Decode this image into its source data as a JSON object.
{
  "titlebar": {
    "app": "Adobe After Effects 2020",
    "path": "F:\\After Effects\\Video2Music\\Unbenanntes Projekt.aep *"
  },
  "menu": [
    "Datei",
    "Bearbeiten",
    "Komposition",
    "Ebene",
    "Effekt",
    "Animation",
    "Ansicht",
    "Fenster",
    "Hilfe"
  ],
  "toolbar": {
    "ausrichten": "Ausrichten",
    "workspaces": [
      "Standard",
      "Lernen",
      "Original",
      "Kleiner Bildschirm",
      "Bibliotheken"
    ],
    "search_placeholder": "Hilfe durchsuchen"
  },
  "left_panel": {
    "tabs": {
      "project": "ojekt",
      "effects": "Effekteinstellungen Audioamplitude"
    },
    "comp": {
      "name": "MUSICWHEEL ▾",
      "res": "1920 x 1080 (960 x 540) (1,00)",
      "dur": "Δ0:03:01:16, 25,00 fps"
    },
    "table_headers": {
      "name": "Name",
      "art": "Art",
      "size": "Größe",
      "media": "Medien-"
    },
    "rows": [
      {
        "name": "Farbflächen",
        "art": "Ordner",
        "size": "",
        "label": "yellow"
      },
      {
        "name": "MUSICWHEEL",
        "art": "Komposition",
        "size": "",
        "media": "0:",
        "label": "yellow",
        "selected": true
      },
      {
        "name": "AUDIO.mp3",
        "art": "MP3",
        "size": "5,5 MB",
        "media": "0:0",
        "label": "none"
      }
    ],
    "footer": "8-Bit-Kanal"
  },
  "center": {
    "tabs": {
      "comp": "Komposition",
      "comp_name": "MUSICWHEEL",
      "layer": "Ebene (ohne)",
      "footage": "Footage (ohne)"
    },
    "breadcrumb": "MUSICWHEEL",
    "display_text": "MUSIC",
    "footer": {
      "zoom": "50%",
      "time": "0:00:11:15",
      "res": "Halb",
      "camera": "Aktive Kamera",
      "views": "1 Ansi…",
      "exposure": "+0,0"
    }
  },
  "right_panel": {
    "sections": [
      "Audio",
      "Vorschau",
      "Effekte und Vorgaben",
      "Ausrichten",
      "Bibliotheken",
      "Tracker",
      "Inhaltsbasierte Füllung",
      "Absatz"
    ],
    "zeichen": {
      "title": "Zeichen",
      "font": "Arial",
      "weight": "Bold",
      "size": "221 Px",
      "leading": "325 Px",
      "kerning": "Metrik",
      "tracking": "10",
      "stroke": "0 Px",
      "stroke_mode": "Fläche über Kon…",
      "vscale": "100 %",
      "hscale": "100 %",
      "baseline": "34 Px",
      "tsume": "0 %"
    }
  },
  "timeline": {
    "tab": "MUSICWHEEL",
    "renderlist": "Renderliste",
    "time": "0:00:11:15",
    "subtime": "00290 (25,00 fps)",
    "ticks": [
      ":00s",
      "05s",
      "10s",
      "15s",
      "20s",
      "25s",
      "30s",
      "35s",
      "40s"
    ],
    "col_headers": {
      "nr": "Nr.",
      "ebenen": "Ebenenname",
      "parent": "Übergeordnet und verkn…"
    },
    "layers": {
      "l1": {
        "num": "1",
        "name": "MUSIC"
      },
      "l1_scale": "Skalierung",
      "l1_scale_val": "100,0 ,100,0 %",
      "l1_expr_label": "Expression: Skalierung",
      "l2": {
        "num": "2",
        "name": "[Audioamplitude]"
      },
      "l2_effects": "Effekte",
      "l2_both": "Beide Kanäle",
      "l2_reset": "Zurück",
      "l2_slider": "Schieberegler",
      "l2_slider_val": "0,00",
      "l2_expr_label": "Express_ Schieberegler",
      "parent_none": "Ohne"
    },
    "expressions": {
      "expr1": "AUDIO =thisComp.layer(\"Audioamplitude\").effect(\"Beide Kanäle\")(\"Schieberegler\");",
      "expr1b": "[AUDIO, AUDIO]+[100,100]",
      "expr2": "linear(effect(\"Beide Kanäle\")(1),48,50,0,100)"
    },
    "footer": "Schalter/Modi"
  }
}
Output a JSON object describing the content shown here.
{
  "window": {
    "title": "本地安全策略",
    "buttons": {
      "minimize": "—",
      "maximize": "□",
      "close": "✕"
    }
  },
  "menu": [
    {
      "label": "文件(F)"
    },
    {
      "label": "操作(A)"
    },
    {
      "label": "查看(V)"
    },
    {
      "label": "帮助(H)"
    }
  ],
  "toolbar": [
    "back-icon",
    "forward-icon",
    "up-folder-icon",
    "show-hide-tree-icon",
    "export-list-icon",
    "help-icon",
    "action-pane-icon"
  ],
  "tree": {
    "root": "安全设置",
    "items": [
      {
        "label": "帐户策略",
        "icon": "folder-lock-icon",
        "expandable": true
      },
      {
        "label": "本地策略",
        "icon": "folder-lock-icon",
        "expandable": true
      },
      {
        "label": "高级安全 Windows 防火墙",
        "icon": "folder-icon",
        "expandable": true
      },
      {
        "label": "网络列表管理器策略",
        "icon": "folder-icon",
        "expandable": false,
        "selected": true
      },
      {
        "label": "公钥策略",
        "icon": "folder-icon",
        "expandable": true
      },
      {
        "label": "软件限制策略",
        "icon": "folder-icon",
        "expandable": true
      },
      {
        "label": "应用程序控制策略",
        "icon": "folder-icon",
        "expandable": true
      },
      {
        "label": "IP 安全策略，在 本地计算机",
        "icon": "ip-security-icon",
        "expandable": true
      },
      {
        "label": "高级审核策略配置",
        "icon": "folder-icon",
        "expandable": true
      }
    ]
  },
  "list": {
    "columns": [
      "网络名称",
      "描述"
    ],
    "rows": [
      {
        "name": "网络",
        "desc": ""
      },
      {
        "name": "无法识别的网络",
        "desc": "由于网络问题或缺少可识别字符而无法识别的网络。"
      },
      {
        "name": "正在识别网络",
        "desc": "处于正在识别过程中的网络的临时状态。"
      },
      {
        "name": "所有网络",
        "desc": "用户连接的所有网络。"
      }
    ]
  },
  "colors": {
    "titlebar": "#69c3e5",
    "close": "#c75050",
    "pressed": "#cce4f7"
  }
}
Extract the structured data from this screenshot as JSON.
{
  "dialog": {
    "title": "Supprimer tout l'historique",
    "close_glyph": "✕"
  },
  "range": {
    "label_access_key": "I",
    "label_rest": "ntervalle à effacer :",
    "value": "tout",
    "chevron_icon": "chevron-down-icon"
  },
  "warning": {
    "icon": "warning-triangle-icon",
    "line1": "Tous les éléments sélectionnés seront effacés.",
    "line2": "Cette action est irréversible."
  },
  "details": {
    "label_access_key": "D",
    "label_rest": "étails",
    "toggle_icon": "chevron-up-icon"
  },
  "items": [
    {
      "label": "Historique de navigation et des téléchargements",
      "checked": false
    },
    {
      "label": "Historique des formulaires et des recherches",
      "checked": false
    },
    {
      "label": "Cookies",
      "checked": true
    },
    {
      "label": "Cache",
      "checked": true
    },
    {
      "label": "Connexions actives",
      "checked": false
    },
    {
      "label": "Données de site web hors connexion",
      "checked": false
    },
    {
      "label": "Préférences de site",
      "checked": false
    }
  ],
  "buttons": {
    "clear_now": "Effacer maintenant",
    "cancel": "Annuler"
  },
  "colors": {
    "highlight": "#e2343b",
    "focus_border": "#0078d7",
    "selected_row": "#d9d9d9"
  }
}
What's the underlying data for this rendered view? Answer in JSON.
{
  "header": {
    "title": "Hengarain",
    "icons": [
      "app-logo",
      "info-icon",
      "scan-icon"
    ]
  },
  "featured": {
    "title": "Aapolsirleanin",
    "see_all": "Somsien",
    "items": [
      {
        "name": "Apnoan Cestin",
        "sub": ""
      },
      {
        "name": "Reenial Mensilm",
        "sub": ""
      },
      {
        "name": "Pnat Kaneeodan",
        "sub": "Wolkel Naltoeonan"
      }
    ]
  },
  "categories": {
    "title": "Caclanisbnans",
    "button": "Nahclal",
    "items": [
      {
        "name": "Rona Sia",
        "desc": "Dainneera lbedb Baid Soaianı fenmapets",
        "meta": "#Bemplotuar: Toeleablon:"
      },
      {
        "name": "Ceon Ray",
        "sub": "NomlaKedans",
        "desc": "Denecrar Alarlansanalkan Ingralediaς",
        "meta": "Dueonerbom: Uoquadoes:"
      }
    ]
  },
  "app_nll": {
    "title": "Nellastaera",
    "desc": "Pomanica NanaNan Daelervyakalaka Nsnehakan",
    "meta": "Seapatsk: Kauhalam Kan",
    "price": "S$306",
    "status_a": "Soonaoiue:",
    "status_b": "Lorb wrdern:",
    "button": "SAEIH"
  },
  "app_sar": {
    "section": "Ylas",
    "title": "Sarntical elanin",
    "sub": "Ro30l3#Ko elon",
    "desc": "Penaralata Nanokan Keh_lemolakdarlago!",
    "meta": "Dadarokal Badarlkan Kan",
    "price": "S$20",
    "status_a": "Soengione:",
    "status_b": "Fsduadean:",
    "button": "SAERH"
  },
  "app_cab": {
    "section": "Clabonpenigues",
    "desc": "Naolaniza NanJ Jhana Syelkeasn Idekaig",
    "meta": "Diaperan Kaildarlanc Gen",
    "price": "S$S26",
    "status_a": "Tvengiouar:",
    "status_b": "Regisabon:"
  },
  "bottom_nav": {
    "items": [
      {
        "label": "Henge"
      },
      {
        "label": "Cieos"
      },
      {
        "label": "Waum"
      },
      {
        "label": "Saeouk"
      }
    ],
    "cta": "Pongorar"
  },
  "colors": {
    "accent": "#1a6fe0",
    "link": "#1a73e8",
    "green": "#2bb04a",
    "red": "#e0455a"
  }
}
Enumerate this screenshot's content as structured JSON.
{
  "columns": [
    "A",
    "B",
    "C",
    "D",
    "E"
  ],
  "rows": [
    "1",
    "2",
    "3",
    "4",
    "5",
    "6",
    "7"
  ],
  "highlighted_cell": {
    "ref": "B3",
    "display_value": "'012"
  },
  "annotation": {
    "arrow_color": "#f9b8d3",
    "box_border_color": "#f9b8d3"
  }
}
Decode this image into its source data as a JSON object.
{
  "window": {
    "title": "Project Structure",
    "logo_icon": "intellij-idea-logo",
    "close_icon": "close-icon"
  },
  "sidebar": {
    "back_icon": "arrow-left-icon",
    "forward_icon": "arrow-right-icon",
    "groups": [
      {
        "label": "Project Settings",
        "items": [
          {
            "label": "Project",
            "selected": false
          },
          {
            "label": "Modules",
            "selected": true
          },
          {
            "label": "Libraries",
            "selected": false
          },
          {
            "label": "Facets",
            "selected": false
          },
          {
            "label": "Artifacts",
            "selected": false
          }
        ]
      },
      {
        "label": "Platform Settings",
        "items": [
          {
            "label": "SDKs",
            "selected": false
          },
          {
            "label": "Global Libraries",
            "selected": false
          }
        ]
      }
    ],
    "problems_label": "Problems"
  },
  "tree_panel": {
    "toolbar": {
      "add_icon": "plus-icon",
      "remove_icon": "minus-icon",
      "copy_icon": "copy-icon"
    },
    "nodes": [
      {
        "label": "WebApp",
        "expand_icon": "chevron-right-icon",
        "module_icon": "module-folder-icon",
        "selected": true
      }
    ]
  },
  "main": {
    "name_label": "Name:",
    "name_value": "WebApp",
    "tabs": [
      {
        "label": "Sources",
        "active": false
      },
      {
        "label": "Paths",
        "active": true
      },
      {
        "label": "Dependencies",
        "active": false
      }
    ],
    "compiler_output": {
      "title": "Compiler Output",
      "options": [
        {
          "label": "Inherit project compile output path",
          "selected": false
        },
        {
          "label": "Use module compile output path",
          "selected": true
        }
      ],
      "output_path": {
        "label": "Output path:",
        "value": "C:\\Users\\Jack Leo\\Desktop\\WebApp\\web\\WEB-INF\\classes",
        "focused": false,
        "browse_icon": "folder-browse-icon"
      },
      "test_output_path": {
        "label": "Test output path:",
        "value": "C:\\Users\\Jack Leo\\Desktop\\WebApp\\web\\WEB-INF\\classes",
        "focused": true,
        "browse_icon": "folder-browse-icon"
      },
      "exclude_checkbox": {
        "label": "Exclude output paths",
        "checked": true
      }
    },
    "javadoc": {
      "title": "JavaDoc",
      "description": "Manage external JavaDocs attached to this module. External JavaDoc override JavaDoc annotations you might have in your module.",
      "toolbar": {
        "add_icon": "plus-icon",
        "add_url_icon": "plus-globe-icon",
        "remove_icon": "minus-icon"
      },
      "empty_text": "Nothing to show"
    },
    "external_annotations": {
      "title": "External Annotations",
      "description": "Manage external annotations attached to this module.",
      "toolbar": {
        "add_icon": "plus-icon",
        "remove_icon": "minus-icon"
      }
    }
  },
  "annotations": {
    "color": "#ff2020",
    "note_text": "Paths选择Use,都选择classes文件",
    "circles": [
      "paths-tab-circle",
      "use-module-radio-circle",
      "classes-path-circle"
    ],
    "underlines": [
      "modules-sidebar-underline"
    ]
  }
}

▶ [Task brief] Examine the entries and report how many of their lines contain the string "attached", giving no more than the number.

▶ [Final answer] 2